----- Supplied data -----

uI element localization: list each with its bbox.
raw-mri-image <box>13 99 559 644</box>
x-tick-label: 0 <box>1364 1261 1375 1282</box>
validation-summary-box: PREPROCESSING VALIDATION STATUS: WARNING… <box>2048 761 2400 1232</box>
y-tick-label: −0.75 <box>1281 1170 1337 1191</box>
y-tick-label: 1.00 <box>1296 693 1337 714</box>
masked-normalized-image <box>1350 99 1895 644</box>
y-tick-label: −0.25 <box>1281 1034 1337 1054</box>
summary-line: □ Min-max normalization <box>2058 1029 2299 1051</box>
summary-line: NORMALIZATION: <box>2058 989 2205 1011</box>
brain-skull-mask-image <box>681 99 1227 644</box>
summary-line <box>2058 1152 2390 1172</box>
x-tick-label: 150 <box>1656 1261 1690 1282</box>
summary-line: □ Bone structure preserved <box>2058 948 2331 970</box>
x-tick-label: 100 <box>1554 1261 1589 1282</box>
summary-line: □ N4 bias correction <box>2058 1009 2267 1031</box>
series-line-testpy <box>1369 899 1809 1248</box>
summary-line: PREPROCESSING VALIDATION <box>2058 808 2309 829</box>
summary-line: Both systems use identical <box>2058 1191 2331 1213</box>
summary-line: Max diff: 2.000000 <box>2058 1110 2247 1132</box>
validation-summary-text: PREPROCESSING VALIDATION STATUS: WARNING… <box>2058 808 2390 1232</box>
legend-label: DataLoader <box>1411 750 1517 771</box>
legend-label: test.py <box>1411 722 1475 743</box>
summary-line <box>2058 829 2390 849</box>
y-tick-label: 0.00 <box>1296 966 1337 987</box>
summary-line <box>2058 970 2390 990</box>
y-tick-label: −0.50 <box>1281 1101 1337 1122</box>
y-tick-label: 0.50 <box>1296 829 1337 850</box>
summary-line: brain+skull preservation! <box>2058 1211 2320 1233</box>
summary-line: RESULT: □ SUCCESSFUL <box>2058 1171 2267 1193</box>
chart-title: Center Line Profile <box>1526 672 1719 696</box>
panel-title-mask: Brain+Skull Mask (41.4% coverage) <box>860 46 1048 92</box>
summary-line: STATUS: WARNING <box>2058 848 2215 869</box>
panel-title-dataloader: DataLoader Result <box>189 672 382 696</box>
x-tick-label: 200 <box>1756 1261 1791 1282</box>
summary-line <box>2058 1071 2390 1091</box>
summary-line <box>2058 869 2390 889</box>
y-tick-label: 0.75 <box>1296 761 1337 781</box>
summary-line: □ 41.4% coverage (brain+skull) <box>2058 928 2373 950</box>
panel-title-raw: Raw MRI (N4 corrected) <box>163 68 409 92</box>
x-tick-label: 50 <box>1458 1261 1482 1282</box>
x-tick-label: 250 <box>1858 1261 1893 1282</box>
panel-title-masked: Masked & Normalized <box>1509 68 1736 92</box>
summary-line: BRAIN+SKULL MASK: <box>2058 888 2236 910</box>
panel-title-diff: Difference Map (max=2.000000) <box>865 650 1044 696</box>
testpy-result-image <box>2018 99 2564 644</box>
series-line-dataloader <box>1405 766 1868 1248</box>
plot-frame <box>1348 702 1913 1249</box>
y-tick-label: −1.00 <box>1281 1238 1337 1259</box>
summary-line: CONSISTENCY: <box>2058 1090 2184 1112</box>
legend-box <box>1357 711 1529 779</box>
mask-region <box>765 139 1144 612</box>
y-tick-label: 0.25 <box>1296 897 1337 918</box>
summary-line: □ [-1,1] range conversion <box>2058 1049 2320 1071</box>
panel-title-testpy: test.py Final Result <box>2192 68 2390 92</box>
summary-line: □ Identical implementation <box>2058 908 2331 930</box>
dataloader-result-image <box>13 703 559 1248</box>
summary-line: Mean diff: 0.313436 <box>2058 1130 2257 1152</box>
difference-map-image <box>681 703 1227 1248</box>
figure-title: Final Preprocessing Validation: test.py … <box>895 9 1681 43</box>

-----

Switch every occurrence of "summary-line" in the listing to "summary-row" and reproduce the whole listing with no other changes.

**Written response:**
uI element localization: list each with its bbox.
raw-mri-image <box>13 99 559 644</box>
x-tick-label: 0 <box>1364 1261 1375 1282</box>
validation-summary-box: PREPROCESSING VALIDATION STATUS: WARNING… <box>2048 761 2400 1232</box>
y-tick-label: −0.75 <box>1281 1170 1337 1191</box>
y-tick-label: 1.00 <box>1296 693 1337 714</box>
masked-normalized-image <box>1350 99 1895 644</box>
y-tick-label: −0.25 <box>1281 1034 1337 1054</box>
summary-row: □ Min-max normalization <box>2058 1029 2299 1051</box>
summary-row: NORMALIZATION: <box>2058 989 2205 1011</box>
brain-skull-mask-image <box>681 99 1227 644</box>
summary-row <box>2058 1152 2390 1172</box>
x-tick-label: 150 <box>1656 1261 1690 1282</box>
summary-row: □ Bone structure preserved <box>2058 948 2331 970</box>
x-tick-label: 100 <box>1554 1261 1589 1282</box>
summary-row: □ N4 bias correction <box>2058 1009 2267 1031</box>
series-line-testpy <box>1369 899 1809 1248</box>
summary-row: PREPROCESSING VALIDATION <box>2058 808 2309 829</box>
summary-row: Both systems use identical <box>2058 1191 2331 1213</box>
summary-row: Max diff: 2.000000 <box>2058 1110 2247 1132</box>
validation-summary-text: PREPROCESSING VALIDATION STATUS: WARNING… <box>2058 808 2390 1232</box>
legend-label: DataLoader <box>1411 750 1517 771</box>
legend-label: test.py <box>1411 722 1475 743</box>
summary-row <box>2058 829 2390 849</box>
y-tick-label: 0.00 <box>1296 966 1337 987</box>
summary-row <box>2058 970 2390 990</box>
y-tick-label: −0.50 <box>1281 1101 1337 1122</box>
y-tick-label: 0.50 <box>1296 829 1337 850</box>
summary-row: brain+skull preservation! <box>2058 1211 2320 1233</box>
summary-row: RESULT: □ SUCCESSFUL <box>2058 1171 2267 1193</box>
chart-title: Center Line Profile <box>1526 672 1719 696</box>
panel-title-mask: Brain+Skull Mask (41.4% coverage) <box>860 46 1048 92</box>
summary-row: STATUS: WARNING <box>2058 848 2215 869</box>
panel-title-dataloader: DataLoader Result <box>189 672 382 696</box>
x-tick-label: 200 <box>1756 1261 1791 1282</box>
summary-row <box>2058 1071 2390 1091</box>
summary-row <box>2058 869 2390 889</box>
y-tick-label: 0.75 <box>1296 761 1337 781</box>
summary-row: □ 41.4% coverage (brain+skull) <box>2058 928 2373 950</box>
panel-title-raw: Raw MRI (N4 corrected) <box>163 68 409 92</box>
x-tick-label: 50 <box>1458 1261 1482 1282</box>
x-tick-label: 250 <box>1858 1261 1893 1282</box>
panel-title-masked: Masked & Normalized <box>1509 68 1736 92</box>
summary-row: BRAIN+SKULL MASK: <box>2058 888 2236 910</box>
panel-title-diff: Difference Map (max=2.000000) <box>865 650 1044 696</box>
testpy-result-image <box>2018 99 2564 644</box>
series-line-dataloader <box>1405 766 1868 1248</box>
plot-frame <box>1348 702 1913 1249</box>
y-tick-label: −1.00 <box>1281 1238 1337 1259</box>
summary-row: CONSISTENCY: <box>2058 1090 2184 1112</box>
legend-box <box>1357 711 1529 779</box>
mask-region <box>765 139 1144 612</box>
y-tick-label: 0.25 <box>1296 897 1337 918</box>
summary-row: □ [-1,1] range conversion <box>2058 1049 2320 1071</box>
panel-title-testpy: test.py Final Result <box>2192 68 2390 92</box>
summary-row: □ Identical implementation <box>2058 908 2331 930</box>
dataloader-result-image <box>13 703 559 1248</box>
summary-row: Mean diff: 0.313436 <box>2058 1130 2257 1152</box>
difference-map-image <box>681 703 1227 1248</box>
figure-title: Final Preprocessing Validation: test.py … <box>895 9 1681 43</box>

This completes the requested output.